* **Description of the task**:
Lift out all lines below that contain "STATE".
**** Excerpted data ****
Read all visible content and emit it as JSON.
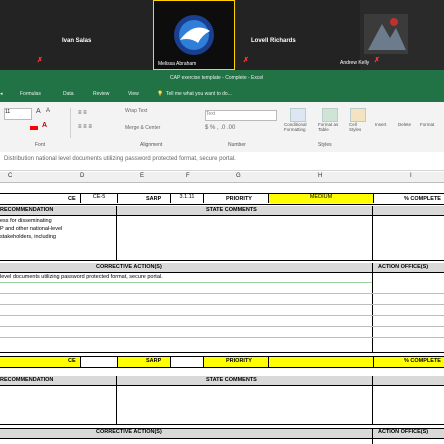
{
  "call": {
    "participants": [
      {
        "name": "Ivan Salas"
      },
      {
        "name": "Melissa Abraham"
      },
      {
        "name": "Lovell Richards"
      },
      {
        "name": "Andrew Kelly"
      }
    ]
  },
  "excel": {
    "title": "CAP exercise template - Complete - Excel",
    "menu": [
      "Formulas",
      "Data",
      "Review",
      "View",
      "Tell me what you want to do..."
    ],
    "ribbon": {
      "font_size": "11",
      "wrap_text": "Wrap Text",
      "merge_center": "Merge & Center",
      "number_format": "Text",
      "groups": [
        "Font",
        "Alignment",
        "Number",
        "Styles"
      ],
      "styles": [
        "Conditional Formatting",
        "Format as Table",
        "Cell Styles",
        "Insert",
        "Delete",
        "Format"
      ]
    },
    "formula_bar": "Distribution national level documents utilizing password protected format, secure portal.",
    "columns": [
      "C",
      "D",
      "E",
      "F",
      "G",
      "H",
      "I"
    ],
    "sheet": {
      "ce_label": "CE",
      "ce_value": "CE-5",
      "sarp_label": "SARP",
      "sarp_value": "3.1.11",
      "priority_label": "PRIORITY",
      "priority_value": "MEDIUM",
      "complete_label": "% COMPLETE",
      "recommendation_label": "RECOMMENDATION",
      "state_comments_label": "STATE COMMENTS",
      "recommendation_text": [
        "ess for disseminating",
        "P and other national-level",
        "stakeholders, including"
      ],
      "corrective_actions_label": "CORRECTIVE ACTION(S)",
      "action_office_label": "ACTION OFFICE(S)",
      "corrective_text": "level documents utilizing password protected format, secure portal.",
      "ce_label_2": "CE",
      "sarp_label_2": "SARP",
      "priority_label_2": "PRIORITY",
      "complete_label_2": "% COMPLETE",
      "recommendation_label_2": "RECOMMENDATION",
      "state_comments_label_2": "STATE COMMENTS",
      "corrective_actions_label_2": "CORRECTIVE ACTION(S)",
      "action_office_label_2": "ACTION OFFICE(S)"
    }
  },
  "colors": {
    "excel_green": "#217346",
    "highlight": "#ffff00",
    "active_speaker": "#ffd400"
  }
}
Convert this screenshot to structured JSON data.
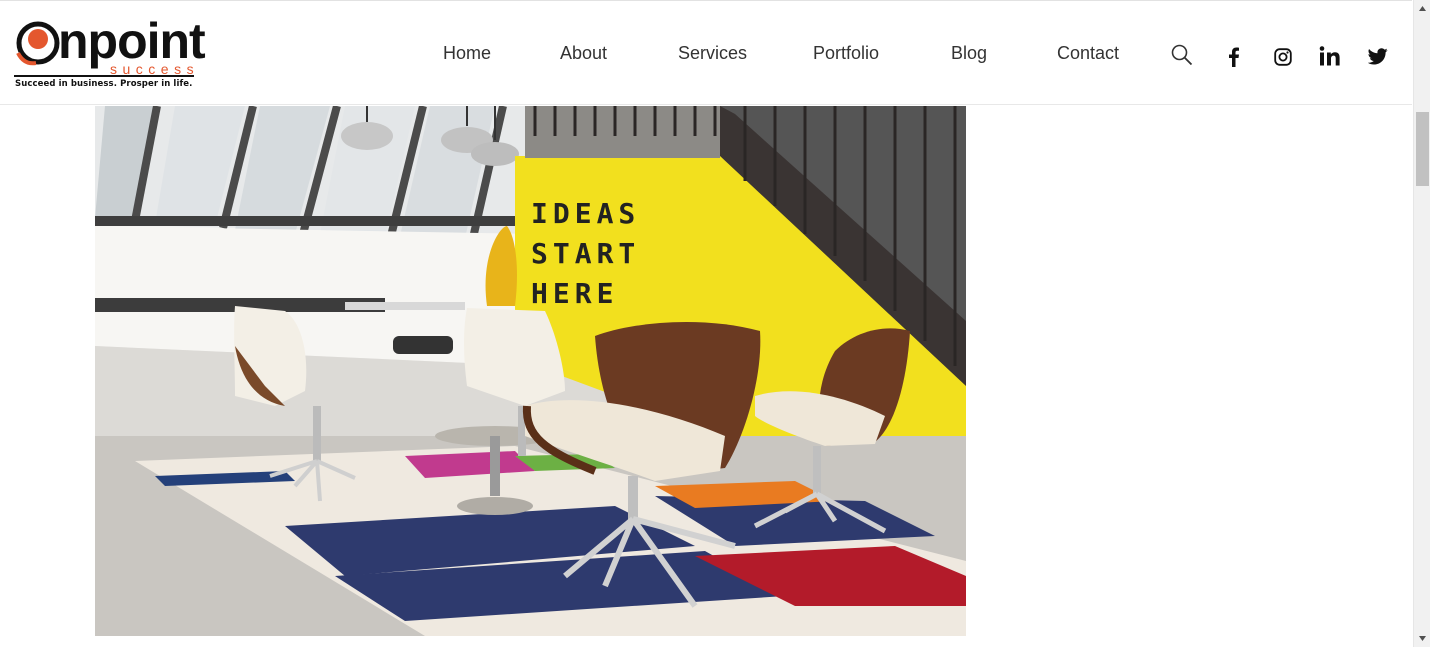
****
* **Solution to this exercise**:
      "state_comments_label": "STATE COMMENTS",
      "state_comments_label_2": "STATE COMMENTS",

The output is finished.